>> START ENTRIES SUPPLIED
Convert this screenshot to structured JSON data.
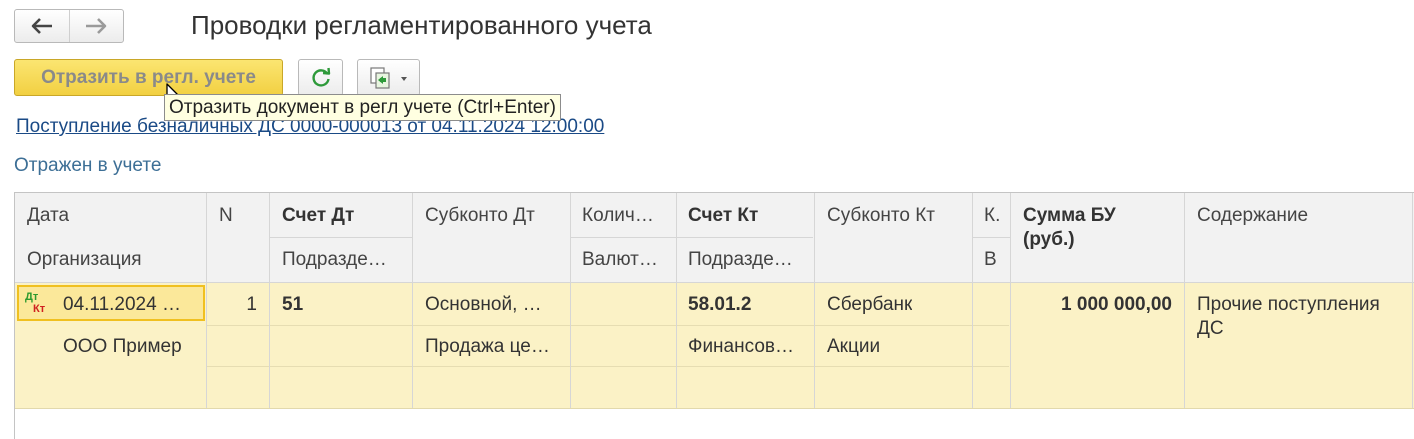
{
  "window": {
    "title": "Проводки регламентированного учета"
  },
  "nav": {
    "back_icon": "arrow-left-icon",
    "forward_icon": "arrow-right-icon"
  },
  "toolbar": {
    "post_label": "Отразить в регл. учете",
    "refresh_icon": "refresh-icon",
    "more_icon": "report-dropdown-icon"
  },
  "tooltip": {
    "text": "Отразить документ в регл учете (Ctrl+Enter)"
  },
  "document": {
    "link": "Поступление безналичных ДС 0000-000013 от 04.11.2024 12:00:00",
    "status": "Отражен в учете"
  },
  "table": {
    "headers": {
      "date": "Дата",
      "organization": "Организация",
      "n": "N",
      "account_dt": "Счет Дт",
      "division_dt": "Подразде…",
      "subconto_dt": "Субконто Дт",
      "quantity": "Колич…",
      "currency": "Валют…",
      "account_kt": "Счет Кт",
      "division_kt": "Подразде…",
      "subconto_kt": "Субконто Кт",
      "k": "К.",
      "v": "В",
      "amount": "Сумма БУ (руб.)",
      "amount_line1": "Сумма БУ",
      "amount_line2": "(руб.)",
      "content": "Содержание"
    },
    "rows": [
      {
        "icon_dt": "Дт",
        "icon_kt": "Кт",
        "date": "04.11.2024 …",
        "organization": "ООО Пример",
        "n": "1",
        "account_dt": "51",
        "subconto_dt_1": "Основной, …",
        "subconto_dt_2": "Продажа це…",
        "account_kt": "58.01.2",
        "division_kt": "Финансов…",
        "subconto_kt_1": "Сбербанк",
        "subconto_kt_2": "Акции",
        "amount": "1 000 000,00",
        "content_line1": "Прочие поступления",
        "content_line2": "ДС"
      }
    ]
  },
  "colors": {
    "primary_button": "#f2d042",
    "row_highlight": "#fbf2c6",
    "header_bg": "#f2f2f2",
    "link": "#1a4a86",
    "status": "#3d6f96",
    "tooltip_bg": "#ffffe1"
  }
}
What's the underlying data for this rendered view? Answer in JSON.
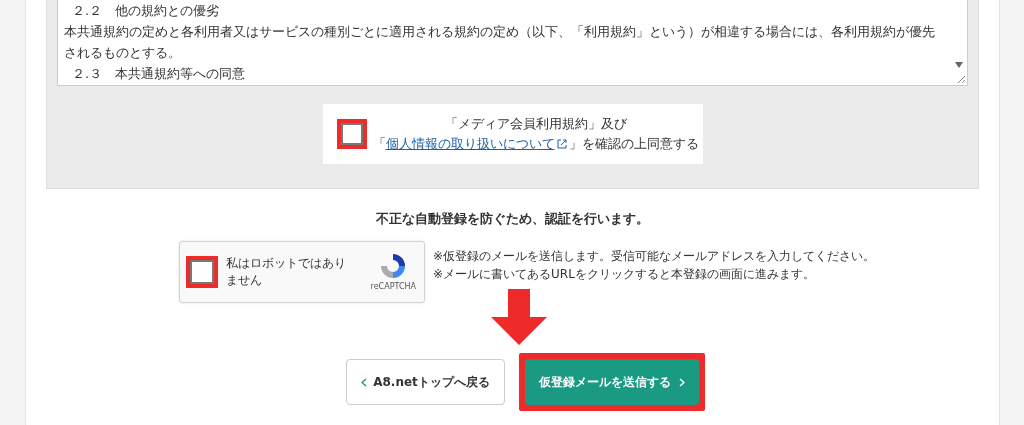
{
  "terms_box": {
    "lines": [
      {
        "kind": "heading",
        "text": "２.２　他の規約との優劣"
      },
      {
        "kind": "body",
        "text": "本共通規約の定めと各利用者又はサービスの種別ごとに適用される規約の定め（以下、「利用規約」という）が相違する場合には、各利用規約が優先されるものとする。"
      },
      {
        "kind": "heading",
        "text": "２.３　本共通規約等への同意"
      }
    ]
  },
  "agreement": {
    "checked": false,
    "highlighted": true,
    "line_1": "「メディア会員利用規約」及び",
    "prefix": "「",
    "link": "個人情報の取り扱いについて",
    "suffix": "」を確認の上同意する"
  },
  "captcha_heading": "不正な自動登録を防ぐため、認証を行います。",
  "captcha": {
    "checked": false,
    "highlighted": true,
    "label": "私はロボットではありません",
    "brand": "reCAPTCHA"
  },
  "notes": [
    "※仮登録のメールを送信します。受信可能なメールアドレスを入力してください。",
    "※メールに書いてあるURLをクリックすると本登録の画面に進みます。"
  ],
  "buttons": [
    {
      "kind": "back",
      "label": "A8.netトップへ戻る",
      "highlighted": false
    },
    {
      "kind": "submit",
      "label": "仮登録メールを送信する",
      "highlighted": true
    }
  ]
}
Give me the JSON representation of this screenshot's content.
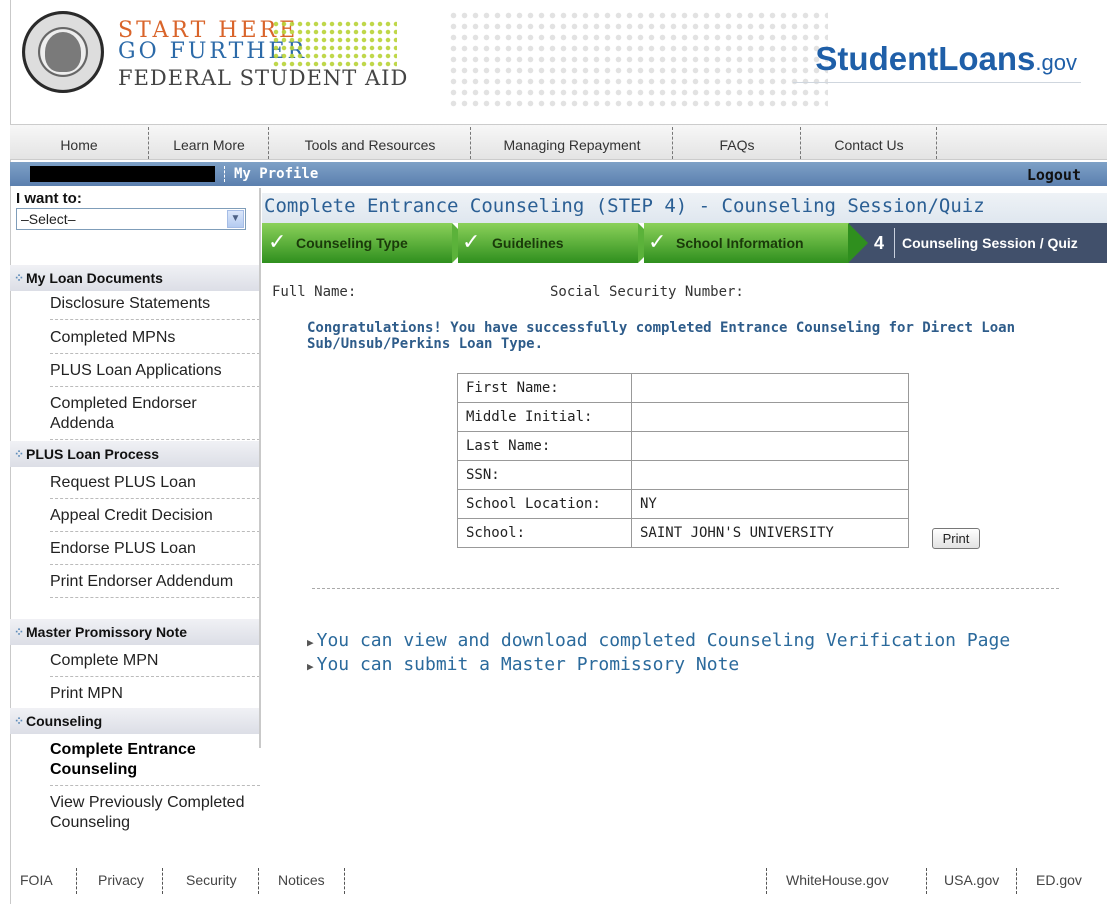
{
  "header": {
    "brand_line1": "START HERE",
    "brand_line2": "GO FURTHER",
    "brand_line3": "FEDERAL STUDENT AID",
    "site_name": "StudentLoans",
    "site_tld": ".gov"
  },
  "nav": {
    "items": [
      "Home",
      "Learn More",
      "Tools and Resources",
      "Managing Repayment",
      "FAQs",
      "Contact Us"
    ]
  },
  "profile_bar": {
    "my_profile": "My Profile",
    "logout": "Logout"
  },
  "sidebar": {
    "iwant_label": "I want to:",
    "select_value": "–Select–",
    "sections": [
      {
        "title": "My Loan Documents",
        "links": [
          "Disclosure Statements",
          "Completed MPNs",
          "PLUS Loan Applications",
          "Completed Endorser Addenda"
        ]
      },
      {
        "title": "PLUS Loan Process",
        "links": [
          "Request PLUS Loan",
          "Appeal Credit Decision",
          "Endorse PLUS Loan",
          "Print Endorser Addendum"
        ]
      },
      {
        "title": "Master Promissory Note",
        "links": [
          "Complete MPN",
          "Print MPN"
        ]
      },
      {
        "title": "Counseling",
        "links": [
          "Complete Entrance Counseling",
          "View Previously Completed Counseling"
        ]
      }
    ]
  },
  "main": {
    "page_title": "Complete Entrance Counseling (STEP 4) - Counseling Session/Quiz",
    "steps": [
      "Counseling Type",
      "Guidelines",
      "School Information",
      "Counseling Session / Quiz"
    ],
    "step4_num": "4",
    "full_name_label": "Full Name:",
    "ssn_label": "Social Security Number:",
    "congrats": "Congratulations! You have successfully completed Entrance Counseling for Direct Loan Sub/Unsub/Perkins Loan Type.",
    "table": [
      {
        "k": "First Name:",
        "v": ""
      },
      {
        "k": "Middle Initial:",
        "v": ""
      },
      {
        "k": "Last Name:",
        "v": ""
      },
      {
        "k": "SSN:",
        "v": ""
      },
      {
        "k": "School Location:",
        "v": "NY"
      },
      {
        "k": "School:",
        "v": "SAINT JOHN'S UNIVERSITY"
      }
    ],
    "print_label": "Print",
    "link_view": "You can view and download completed Counseling Verification Page",
    "link_submit": "You can submit a Master Promissory Note"
  },
  "footer": {
    "left": [
      "FOIA",
      "Privacy",
      "Security",
      "Notices"
    ],
    "right": [
      "WhiteHouse.gov",
      "USA.gov",
      "ED.gov"
    ]
  }
}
>> END ENTRIES SUPPLIED
→ **WHAT THIS TASK INVOLVES**
Go through the entries above and copy every line containing "arrow".

→ **COMPLETED EXERCISE**
    "back_icon": "arrow-left-icon",
    "forward_icon": "arrow-right-icon"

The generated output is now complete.